[Requirement]: Omit all pictures and give the records below again exactly as written.

##### Data provided

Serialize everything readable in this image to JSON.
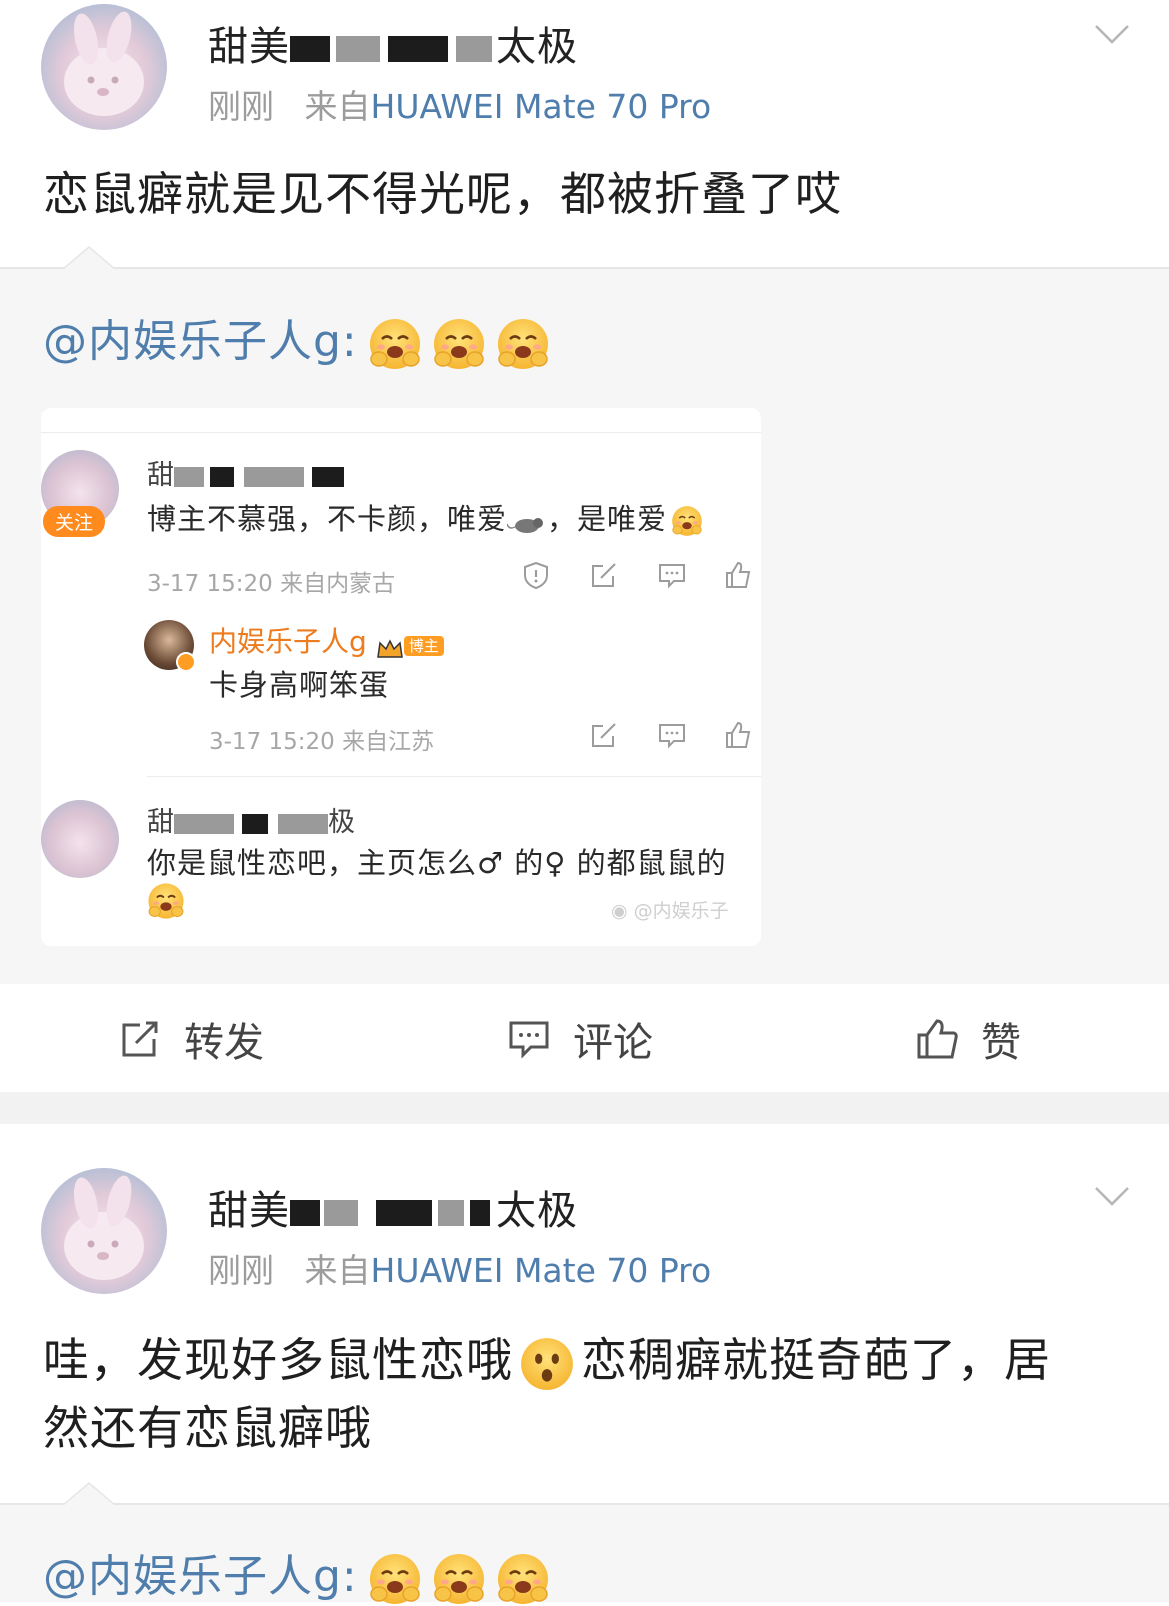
{
  "post1": {
    "username_visible": "甜美",
    "username_tail": "太极",
    "time": "刚刚",
    "source_prefix": "来自",
    "device": "HUAWEI Mate 70 Pro",
    "text": "恋鼠癖就是见不得光呢，都被折叠了哎",
    "retweet": {
      "mention": "@内娱乐子人g:",
      "emojis": [
        "hugging-face",
        "hugging-face",
        "hugging-face"
      ]
    },
    "embedded_screenshot": {
      "comment1": {
        "name_prefix": "甜",
        "follow_label": "关注",
        "text": "博主不慕强，不卡颜，唯爱",
        "text_tail": "，是唯爱",
        "meta": "3-17 15:20 来自内蒙古"
      },
      "reply": {
        "name": "内娱乐子人g",
        "badge": "博主",
        "text": "卡身高啊笨蛋",
        "meta": "3-17 15:20 来自江苏"
      },
      "comment2": {
        "name_prefix": "甜",
        "name_tail": "极",
        "text": "你是鼠性恋吧，主页怎么♂ 的♀ 的都鼠鼠的",
        "watermark": "@内娱乐子"
      }
    },
    "actions": {
      "repost": "转发",
      "comment": "评论",
      "like": "赞"
    }
  },
  "post2": {
    "username_visible": "甜美",
    "username_tail": "太极",
    "time": "刚刚",
    "source_prefix": "来自",
    "device": "HUAWEI Mate 70 Pro",
    "text_line1": "哇，发现好多鼠性恋哦",
    "text_line1_tail": "恋稠癖就挺奇葩了，居",
    "text_line2": "然还有恋鼠癖哦",
    "retweet": {
      "mention": "@内娱乐子人g:",
      "emojis": [
        "hugging-face",
        "hugging-face",
        "hugging-face"
      ]
    }
  },
  "colors": {
    "link_blue": "#4f7dac",
    "meta_gray": "#9c9c9c",
    "panel_gray": "#f6f6f6",
    "accent_orange": "#ff8b1f"
  }
}
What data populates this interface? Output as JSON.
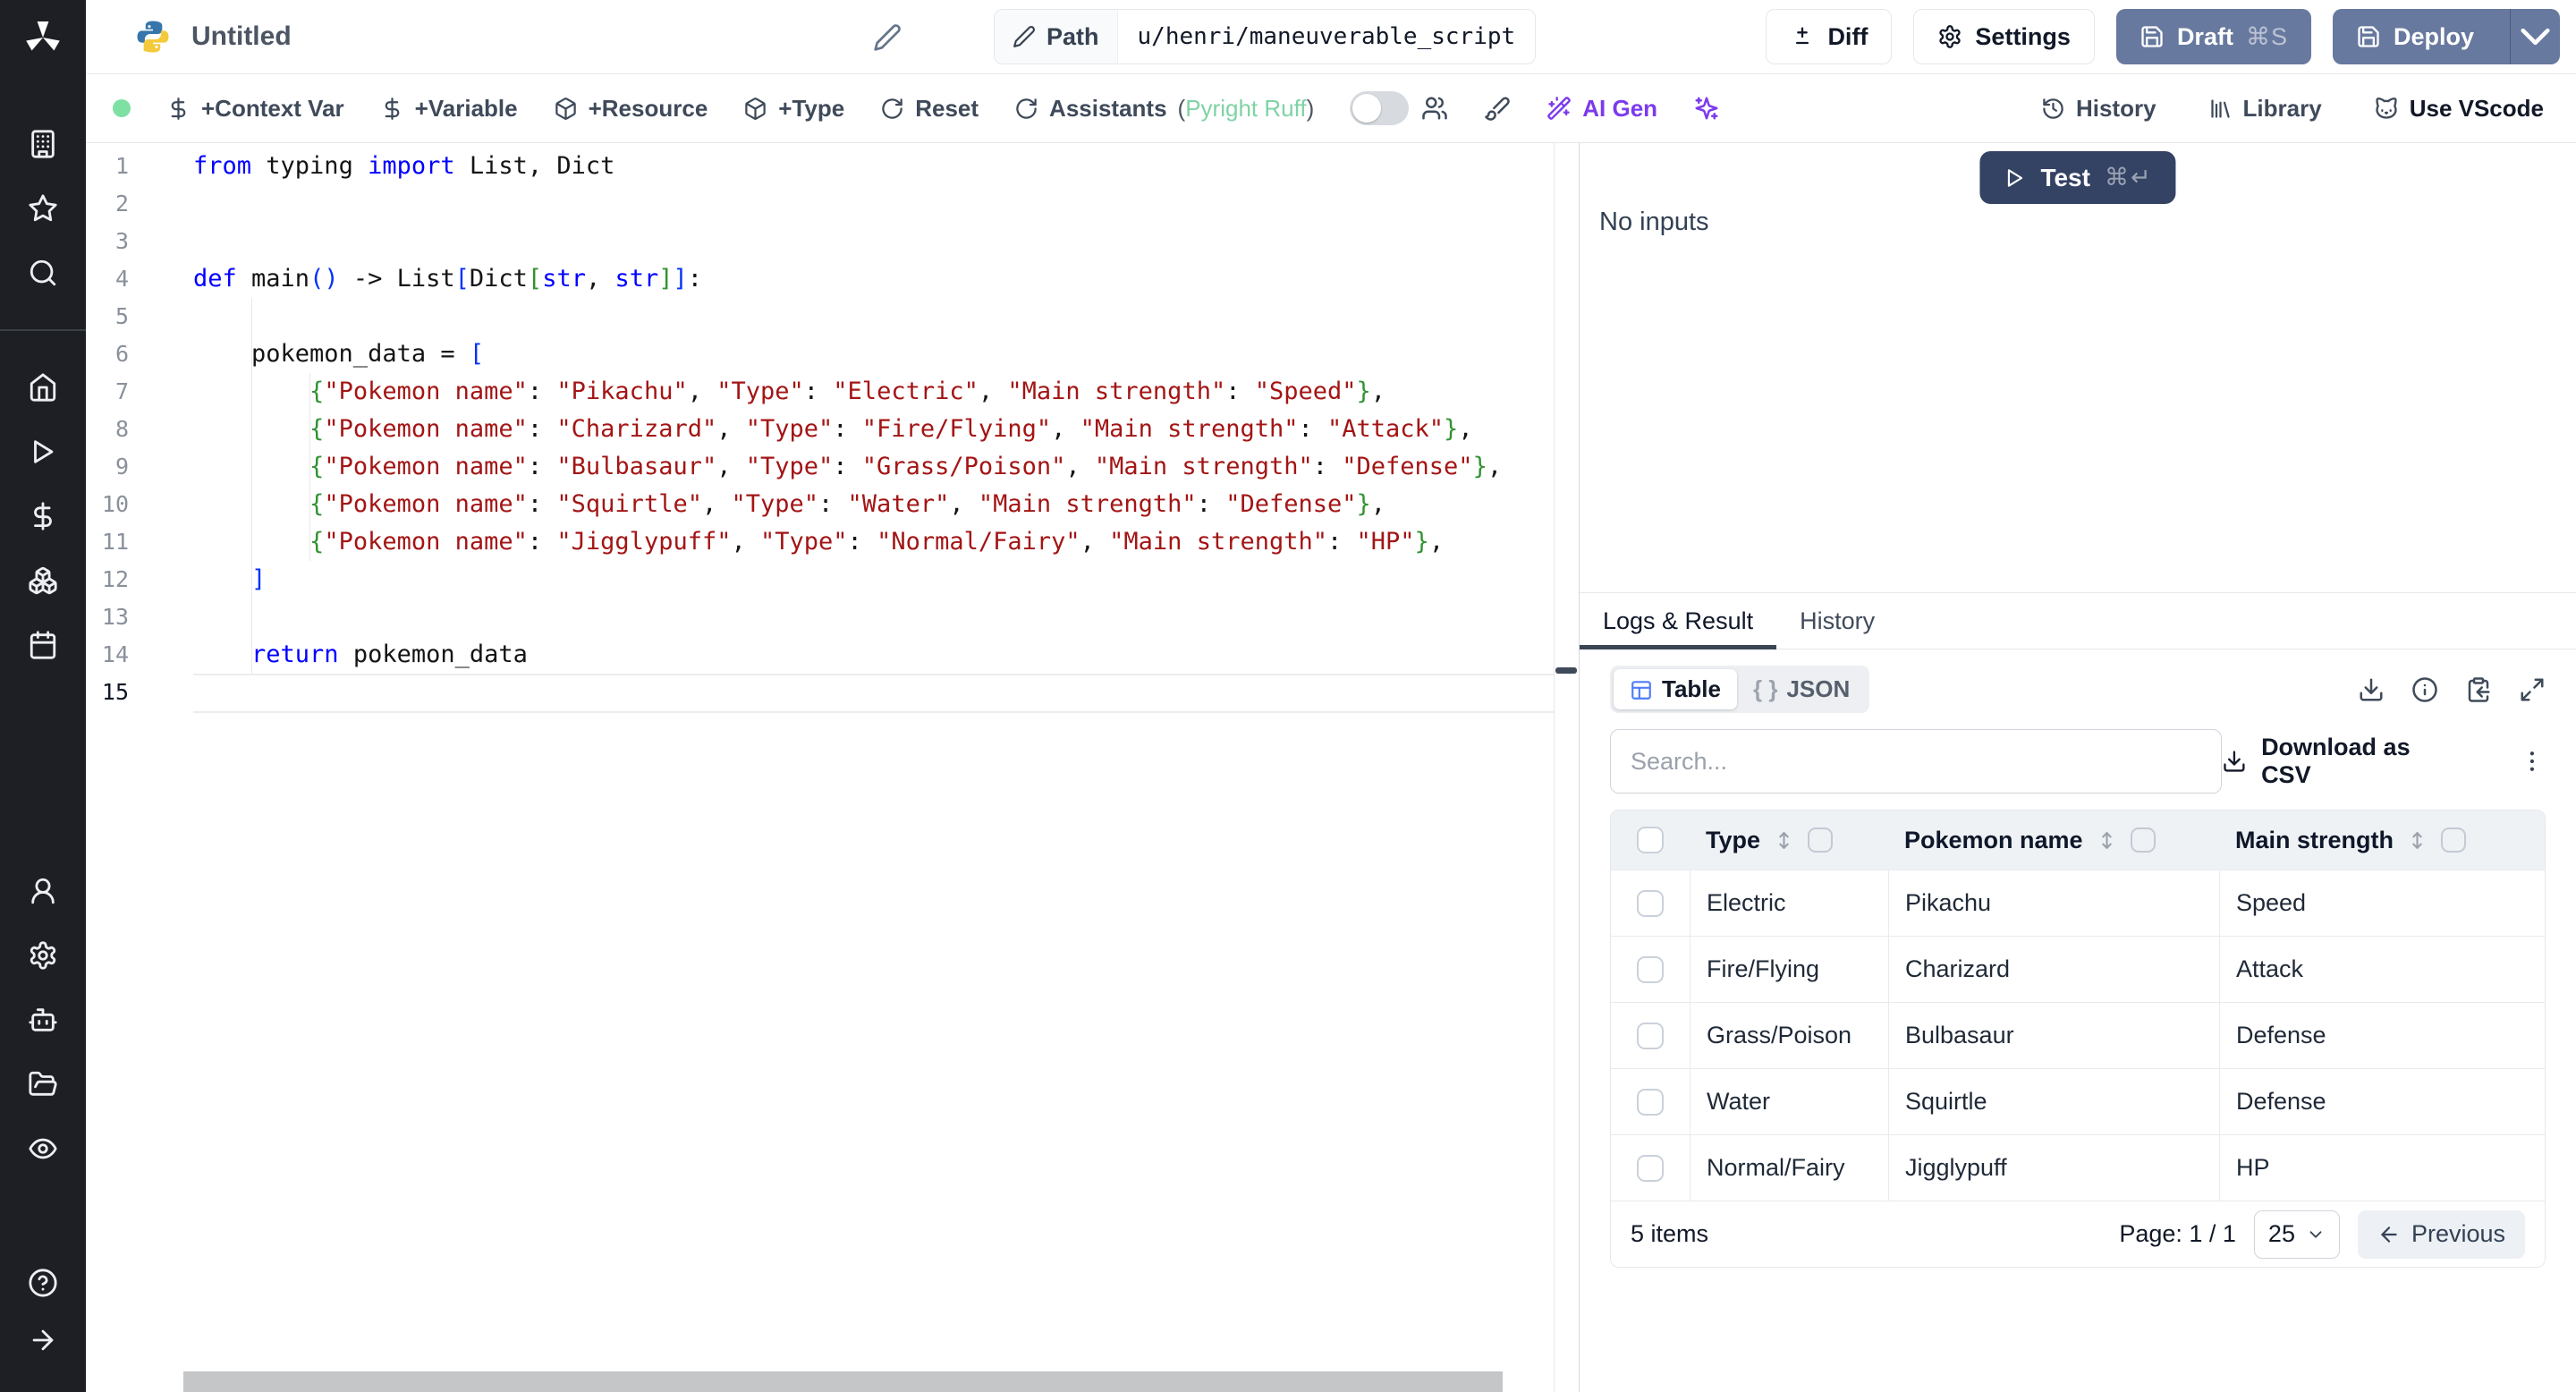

##########

[Final result]:
Serialize everything readable in this image to JSON.
{
  "post1": {
    "username_visible": "甜美",
    "username_tail": "太极",
    "time": "刚刚",
    "source_prefix": "来自",
    "device": "HUAWEI Mate 70 Pro",
    "text": "恋鼠癖就是见不得光呢，都被折叠了哎",
    "retweet": {
      "mention": "@内娱乐子人g:",
      "emojis": [
        "hugging-face",
        "hugging-face",
        "hugging-face"
      ]
    },
    "embedded_screenshot": {
      "comment1": {
        "name_prefix": "甜",
        "follow_label": "关注",
        "text": "博主不慕强，不卡颜，唯爱",
        "text_tail": "，是唯爱",
        "meta": "3-17 15:20 来自内蒙古"
      },
      "reply": {
        "name": "内娱乐子人g",
        "badge": "博主",
        "text": "卡身高啊笨蛋",
        "meta": "3-17 15:20 来自江苏"
      },
      "comment2": {
        "name_prefix": "甜",
        "name_tail": "极",
        "text": "你是鼠性恋吧，主页怎么♂ 的♀ 的都鼠鼠的",
        "watermark": "@内娱乐子"
      }
    },
    "actions": {
      "repost": "转发",
      "comment": "评论",
      "like": "赞"
    }
  },
  "post2": {
    "username_visible": "甜美",
    "username_tail": "太极",
    "time": "刚刚",
    "source_prefix": "来自",
    "device": "HUAWEI Mate 70 Pro",
    "text_line1": "哇，发现好多鼠性恋哦",
    "text_line1_tail": "恋稠癖就挺奇葩了，居",
    "text_line2": "然还有恋鼠癖哦",
    "retweet": {
      "mention": "@内娱乐子人g:",
      "emojis": [
        "hugging-face",
        "hugging-face",
        "hugging-face"
      ]
    }
  },
  "colors": {
    "link_blue": "#4f7dac",
    "meta_gray": "#9c9c9c",
    "panel_gray": "#f6f6f6",
    "accent_orange": "#ff8b1f"
  }
}
What data populates this interface? Output as JSON.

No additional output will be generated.